At least a portion of the metadata related to the first code repository may be extracted based on a configuration file associated with the detected build process. Non-limiting examples of configuration files include a project object model (POM) file and a package.json file for Node projects.


The one or more automated actions may include updating a configuration file associated with the at least one additional code repository in response to determining that no changes to source code in the at least one additional code repository are needed to remediate the at least one vulnerability, and initiating a build process, associated with the at least one additional code repository, based at least in part on the updated configuration file. Updating the configuration file may include changing a version of a dependent software component that is referenced in the configuration file to a different version of the dependent software component to address the at least one vulnerability. The one or more automated actions may include sending a notification of the at least one vulnerability to one or more users associated with the at least one additional code repository. In some embodiments, the notification can include a risk level associated with the at least one vulnerability, one or more recommendations for remediating the at least one vulnerability, and/or one or more changes that were automatically performed to address the at least one vulnerability.


Accordingly, the particular processing operations and other functionality described in conjunction with the flow diagram of FIG. 5 are presented by way of illustrative example only, and should not be construed as limiting the scope of the disclosure in any way. For example, the ordering of the process steps may be varied in other embodiments, or certain steps may be performed concurrently with one another rather than serially.


The above-described illustrative embodiments provide significant advantages relative to conventional approaches. For example, some embodiments are configured to significantly reduce the amount of time and resources needed to identify, track, and remediate vulnerabilities in software applications relative to conventional techniques. For example, some embodiments are configured to identify vulnerabilities in response to a build process being executed, and track and report such vulnerabilities across one or more other code repositories without needing to execute the pipeline on each of the other code repositories. Such embodiments can proactively identify and manage software vulnerabilities across multiple code repositories, and possibly automatically remediate at least a portion of the identified vulnerabilities.


It is to be appreciated that the particular advantages described above and elsewhere herein are associated with particular illustrative embodiments and need not be present in other embodiments. Also, the particular types of information processing system features and functionality as illustrated in the drawings and described above are exemplary only, and numerous other arrangements may be used in other embodiments.


As mentioned previously, at least portions of the information processing system 100 can be implemented using one or more processing platforms. A given such processing platform comprises at least one processing device comprising a processor coupled to a memory. The processor and memory in some embodiments comprise respective processor and memory elements of a virtual machine or container provided using one or more underlying physical machines. The term “processing device” as used herein is intended to be broadly construed so as to encompass a wide variety of different arrangements of physical processors, memories and other device components as well as virtual instances of such components. For example, a “processing device” in some embodiments can comprise or be executed across one or more virtual processors. Processing devices can therefore be physical or virtual and can be executed across one or more physical or virtual processors. It should also be noted that a given virtual device can be mapped to a portion of a physical one.

Data supplied:

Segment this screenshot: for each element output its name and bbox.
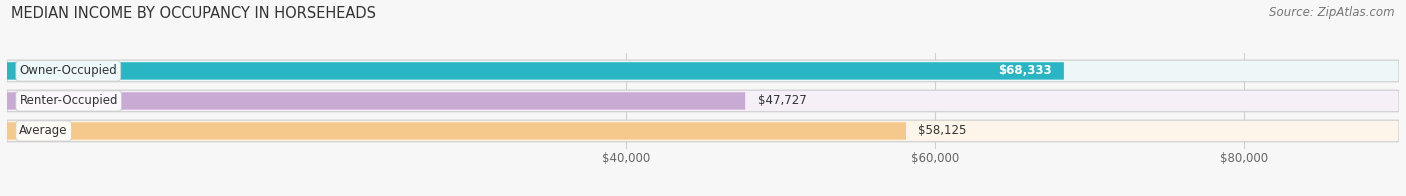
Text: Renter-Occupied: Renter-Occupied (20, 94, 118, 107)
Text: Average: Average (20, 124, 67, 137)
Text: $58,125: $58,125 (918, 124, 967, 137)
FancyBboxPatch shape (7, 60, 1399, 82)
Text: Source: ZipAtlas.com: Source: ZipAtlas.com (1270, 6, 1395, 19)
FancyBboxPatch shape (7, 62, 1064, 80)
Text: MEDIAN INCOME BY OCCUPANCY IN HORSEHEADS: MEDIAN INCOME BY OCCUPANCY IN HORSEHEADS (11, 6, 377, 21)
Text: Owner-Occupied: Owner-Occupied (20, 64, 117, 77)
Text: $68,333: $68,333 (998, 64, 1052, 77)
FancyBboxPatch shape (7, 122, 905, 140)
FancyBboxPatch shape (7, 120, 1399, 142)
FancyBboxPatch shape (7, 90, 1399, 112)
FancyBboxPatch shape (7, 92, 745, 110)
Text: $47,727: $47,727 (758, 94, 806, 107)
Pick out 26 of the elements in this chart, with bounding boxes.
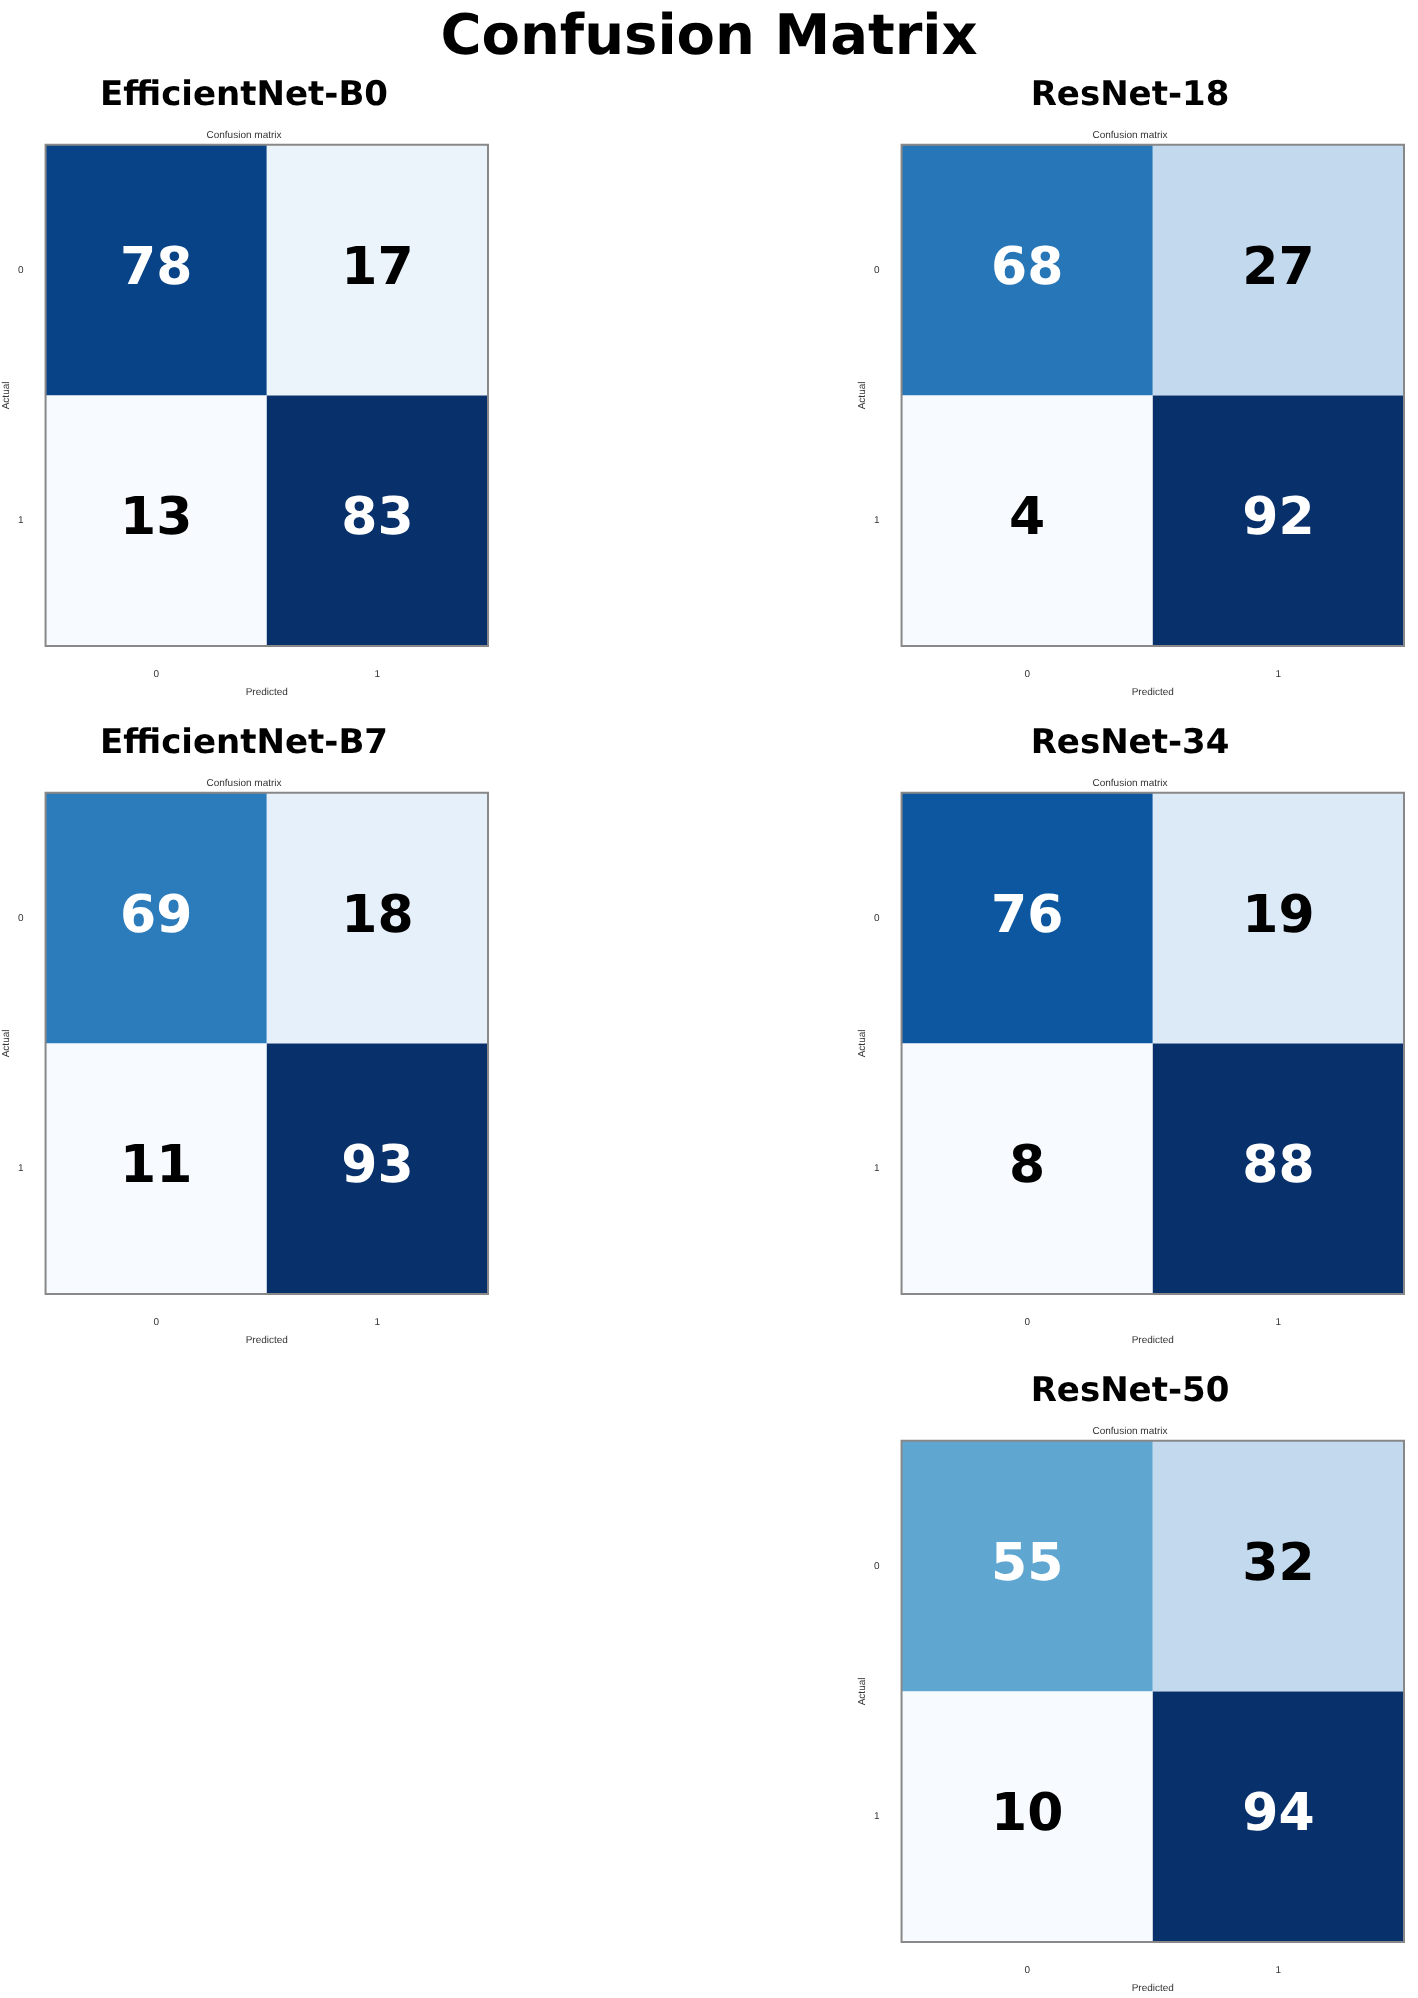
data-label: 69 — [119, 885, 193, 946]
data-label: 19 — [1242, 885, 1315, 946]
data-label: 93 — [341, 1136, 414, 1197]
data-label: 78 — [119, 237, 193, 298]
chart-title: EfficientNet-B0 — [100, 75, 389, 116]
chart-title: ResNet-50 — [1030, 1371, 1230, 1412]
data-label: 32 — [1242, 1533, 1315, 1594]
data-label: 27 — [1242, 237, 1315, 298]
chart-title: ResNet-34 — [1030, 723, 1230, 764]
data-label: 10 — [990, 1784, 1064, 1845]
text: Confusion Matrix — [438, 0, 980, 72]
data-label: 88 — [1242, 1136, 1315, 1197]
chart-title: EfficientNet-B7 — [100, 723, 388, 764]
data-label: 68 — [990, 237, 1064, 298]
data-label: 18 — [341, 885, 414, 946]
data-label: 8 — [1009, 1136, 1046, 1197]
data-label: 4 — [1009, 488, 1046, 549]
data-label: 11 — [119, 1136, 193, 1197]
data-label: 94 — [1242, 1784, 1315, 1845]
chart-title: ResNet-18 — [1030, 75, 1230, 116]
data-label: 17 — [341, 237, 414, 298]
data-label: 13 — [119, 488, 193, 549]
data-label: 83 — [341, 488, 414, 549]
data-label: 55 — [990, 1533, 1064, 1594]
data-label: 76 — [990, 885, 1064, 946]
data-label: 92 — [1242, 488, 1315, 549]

* * *

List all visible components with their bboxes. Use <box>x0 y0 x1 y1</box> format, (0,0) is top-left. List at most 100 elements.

Exercise tasks:
1. Answer these questions using the text on software vulnerabilities:
(a) Which two configuration files does it give as non-limiting examples?
(b) What may updating the configuration file involve?
(c) What does a given processing platform comprise?
2. Summarize the text on software vulnerabilities in two sentences.
3. Extend the text on software vulnerabilities, picking up after its last sentence.
The material has no connection to the text on software vulnerabilities.

Set of answers:
1.
(a) A project object model (POM) file and a package.json file for Node projects.
(b) Changing a version of a dependent software component referenced in the configuration file to a different version of that component to address the at least one vulnerability.
(c) At least one processing device comprising a processor coupled to a memory.

2. Metadata about a code repository may be extracted from a configuration file tied to a detected build process, and automated actions may update the configuration file of an additional repository, start a build, and notify its users of a vulnerability. Some embodiments can reduce the time and resources needed to identify, track, and remediate vulnerabilities, and portions of the system can run on processing platforms whose processors and memories may be physical or virtual.

3.
Some illustrative embodiments of a processing platform used to implement at least a portion of an information processing system comprises cloud infrastructure including virtual machines implemented using a hypervisor that runs on physical infrastructure. The cloud infrastructure further comprises sets of applications running on respective ones of the virtual machines under the control of the hypervisor. It is also possible to use multiple hypervisors each providing a set of virtual machines using at least one underlying physical machine. Different sets of virtual machines provided by one or more hypervisors may be utilized in configuring multiple instances of various components of the system.


These and other types of cloud infrastructure can be used to provide what is also referred to herein as a multi-tenant environment. One or more system components, or portions thereof, are illustratively implemented for use by tenants of such a multi-tenant environment.


As mentioned previously, cloud infrastructure as disclosed herein can include cloud-based systems. Virtual machines provided in such systems can be used to implement at least portions of a computer system in illustrative embodiments.


In some embodiments, the cloud infrastructure additionally or alternatively comprises a plurality of containers implemented using container host devices. For example, as detailed herein, a given container of cloud infrastructure illustratively comprises a Docker container or other type of Linux Container (LXC). The containers are run on virtual machines in a multi-tenant environment, although other arrangements are possible. The containers are utilized to implement a variety of different types of functionality within the system 100. For example, containers can be used to implement respective processing devices providing compute and/or storage services of a cloud-based system. Again, containers may be used in combination with other virtualization infrastructure such as virtual machines implemented using a hypervisor.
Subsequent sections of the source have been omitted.